[Part of a data file]
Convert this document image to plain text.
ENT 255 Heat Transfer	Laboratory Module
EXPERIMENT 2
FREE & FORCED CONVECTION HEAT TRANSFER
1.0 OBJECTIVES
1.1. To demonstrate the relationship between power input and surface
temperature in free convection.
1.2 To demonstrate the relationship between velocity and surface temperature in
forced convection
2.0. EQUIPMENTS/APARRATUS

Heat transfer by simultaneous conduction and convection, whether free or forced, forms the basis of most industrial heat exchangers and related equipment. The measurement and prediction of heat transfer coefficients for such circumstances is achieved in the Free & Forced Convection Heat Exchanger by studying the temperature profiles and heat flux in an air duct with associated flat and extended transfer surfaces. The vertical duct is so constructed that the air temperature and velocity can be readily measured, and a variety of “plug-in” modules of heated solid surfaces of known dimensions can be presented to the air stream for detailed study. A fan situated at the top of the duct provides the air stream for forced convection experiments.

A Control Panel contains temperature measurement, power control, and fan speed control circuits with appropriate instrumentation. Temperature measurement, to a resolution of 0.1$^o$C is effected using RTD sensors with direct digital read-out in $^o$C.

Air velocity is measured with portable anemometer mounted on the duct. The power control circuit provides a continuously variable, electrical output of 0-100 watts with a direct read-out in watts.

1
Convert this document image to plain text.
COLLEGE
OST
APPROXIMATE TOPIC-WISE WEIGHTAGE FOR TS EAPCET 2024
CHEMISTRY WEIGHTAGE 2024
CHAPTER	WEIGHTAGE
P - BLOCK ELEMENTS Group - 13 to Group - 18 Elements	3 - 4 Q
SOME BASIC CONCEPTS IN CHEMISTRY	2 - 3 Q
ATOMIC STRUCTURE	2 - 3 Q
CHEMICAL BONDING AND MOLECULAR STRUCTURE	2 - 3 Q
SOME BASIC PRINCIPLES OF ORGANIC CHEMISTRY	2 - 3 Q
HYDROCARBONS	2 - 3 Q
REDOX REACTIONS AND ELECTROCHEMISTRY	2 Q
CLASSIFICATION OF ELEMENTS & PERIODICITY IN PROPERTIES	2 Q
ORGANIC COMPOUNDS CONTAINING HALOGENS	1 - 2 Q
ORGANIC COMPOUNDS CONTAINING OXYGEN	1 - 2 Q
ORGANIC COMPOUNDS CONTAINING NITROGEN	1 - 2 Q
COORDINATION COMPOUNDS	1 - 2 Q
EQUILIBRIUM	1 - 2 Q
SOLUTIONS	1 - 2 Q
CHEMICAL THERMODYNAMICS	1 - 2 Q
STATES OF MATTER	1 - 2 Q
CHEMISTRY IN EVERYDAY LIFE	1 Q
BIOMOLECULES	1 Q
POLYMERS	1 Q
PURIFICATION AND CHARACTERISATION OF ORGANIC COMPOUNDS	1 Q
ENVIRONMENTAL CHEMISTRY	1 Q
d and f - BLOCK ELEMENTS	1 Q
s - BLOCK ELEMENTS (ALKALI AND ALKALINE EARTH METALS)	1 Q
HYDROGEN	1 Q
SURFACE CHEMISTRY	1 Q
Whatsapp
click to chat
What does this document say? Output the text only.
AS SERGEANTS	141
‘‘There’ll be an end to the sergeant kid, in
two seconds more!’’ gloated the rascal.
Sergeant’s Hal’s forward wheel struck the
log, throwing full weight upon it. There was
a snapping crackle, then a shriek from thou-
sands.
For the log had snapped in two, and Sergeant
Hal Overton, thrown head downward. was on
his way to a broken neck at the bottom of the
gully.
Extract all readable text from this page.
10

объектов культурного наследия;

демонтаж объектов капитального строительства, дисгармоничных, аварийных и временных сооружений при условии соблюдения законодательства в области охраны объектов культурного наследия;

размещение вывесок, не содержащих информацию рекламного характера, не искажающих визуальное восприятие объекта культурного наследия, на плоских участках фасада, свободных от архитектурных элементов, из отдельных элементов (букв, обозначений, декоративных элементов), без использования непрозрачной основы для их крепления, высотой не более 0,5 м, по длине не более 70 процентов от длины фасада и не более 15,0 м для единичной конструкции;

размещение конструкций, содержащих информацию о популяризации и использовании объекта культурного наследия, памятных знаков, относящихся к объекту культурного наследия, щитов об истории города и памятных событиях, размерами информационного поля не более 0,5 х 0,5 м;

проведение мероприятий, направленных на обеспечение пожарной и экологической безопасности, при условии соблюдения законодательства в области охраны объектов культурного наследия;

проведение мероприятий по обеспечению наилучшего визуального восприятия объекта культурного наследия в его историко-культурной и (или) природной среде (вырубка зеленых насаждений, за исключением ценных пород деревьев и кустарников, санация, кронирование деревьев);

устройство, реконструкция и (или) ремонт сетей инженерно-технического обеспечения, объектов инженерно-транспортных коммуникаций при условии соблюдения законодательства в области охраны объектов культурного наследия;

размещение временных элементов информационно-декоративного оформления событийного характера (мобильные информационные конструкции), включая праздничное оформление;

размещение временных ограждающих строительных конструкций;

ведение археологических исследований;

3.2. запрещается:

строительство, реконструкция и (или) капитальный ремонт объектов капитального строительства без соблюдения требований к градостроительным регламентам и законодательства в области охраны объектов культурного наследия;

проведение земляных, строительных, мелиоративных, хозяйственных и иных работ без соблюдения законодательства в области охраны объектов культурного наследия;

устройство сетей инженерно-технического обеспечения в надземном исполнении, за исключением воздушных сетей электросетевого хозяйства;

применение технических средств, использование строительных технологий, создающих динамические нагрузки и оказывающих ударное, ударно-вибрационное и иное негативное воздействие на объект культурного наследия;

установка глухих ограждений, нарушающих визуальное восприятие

— WORK TO COMPLETE —
Give the count of lines that hold the word "CHEMICAL", with nothing added.

— COMPLETE ANSWER —
2